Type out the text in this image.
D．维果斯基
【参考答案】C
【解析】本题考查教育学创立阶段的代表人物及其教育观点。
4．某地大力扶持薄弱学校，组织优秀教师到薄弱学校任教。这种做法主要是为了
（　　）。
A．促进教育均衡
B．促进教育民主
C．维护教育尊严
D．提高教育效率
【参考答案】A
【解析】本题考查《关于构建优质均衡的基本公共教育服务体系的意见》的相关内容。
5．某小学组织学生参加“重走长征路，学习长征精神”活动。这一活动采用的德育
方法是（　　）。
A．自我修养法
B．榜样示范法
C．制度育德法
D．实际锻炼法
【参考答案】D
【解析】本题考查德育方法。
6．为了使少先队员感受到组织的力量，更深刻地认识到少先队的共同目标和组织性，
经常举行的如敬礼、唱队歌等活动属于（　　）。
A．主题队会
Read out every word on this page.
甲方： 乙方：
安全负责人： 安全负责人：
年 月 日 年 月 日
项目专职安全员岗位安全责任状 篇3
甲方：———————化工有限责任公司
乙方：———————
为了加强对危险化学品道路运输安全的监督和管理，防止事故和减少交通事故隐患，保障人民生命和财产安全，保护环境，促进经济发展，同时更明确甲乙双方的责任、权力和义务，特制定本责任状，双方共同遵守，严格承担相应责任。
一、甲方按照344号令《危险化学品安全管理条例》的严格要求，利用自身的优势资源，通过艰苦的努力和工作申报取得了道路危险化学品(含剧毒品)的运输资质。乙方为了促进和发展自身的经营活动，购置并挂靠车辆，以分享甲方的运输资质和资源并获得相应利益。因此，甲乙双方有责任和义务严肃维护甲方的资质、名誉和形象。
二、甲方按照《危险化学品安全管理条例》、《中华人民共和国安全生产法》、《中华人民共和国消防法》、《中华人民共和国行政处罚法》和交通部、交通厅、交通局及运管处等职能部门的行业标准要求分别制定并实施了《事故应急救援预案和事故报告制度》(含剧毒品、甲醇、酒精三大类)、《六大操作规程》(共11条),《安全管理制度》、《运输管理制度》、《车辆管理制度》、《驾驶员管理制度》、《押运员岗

- [Challenge] Filter the records, keeping only lines that contain "含剧毒品", and show those lines.

- [In response]
一、甲方按照344号令《危险化学品安全管理条例》的严格要求，利用自身的优势资源，通过艰苦的努力和工作申报取得了道路危险化学品(含剧毒品)的运输资质。乙方为了促进和发展自身的经营活动，购置并挂靠车辆，以分享甲方的运输资质和资源并获得相应利益。因此，甲乙双方有责任和义务严肃维护甲方的资质、名誉和形象。
二、甲方按照《危险化学品安全管理条例》、《中华人民共和国安全生产法》、《中华人民共和国消防法》、《中华人民共和国行政处罚法》和交通部、交通厅、交通局及运管处等职能部门的行业标准要求分别制定并实施了《事故应急救援预案和事故报告制度》(含剧毒品、甲醇、酒精三大类)、《六大操作规程》(共11条),《安全管理制度》、《运输管理制度》、《车辆管理制度》、《驾驶员管理制度》、《押运员岗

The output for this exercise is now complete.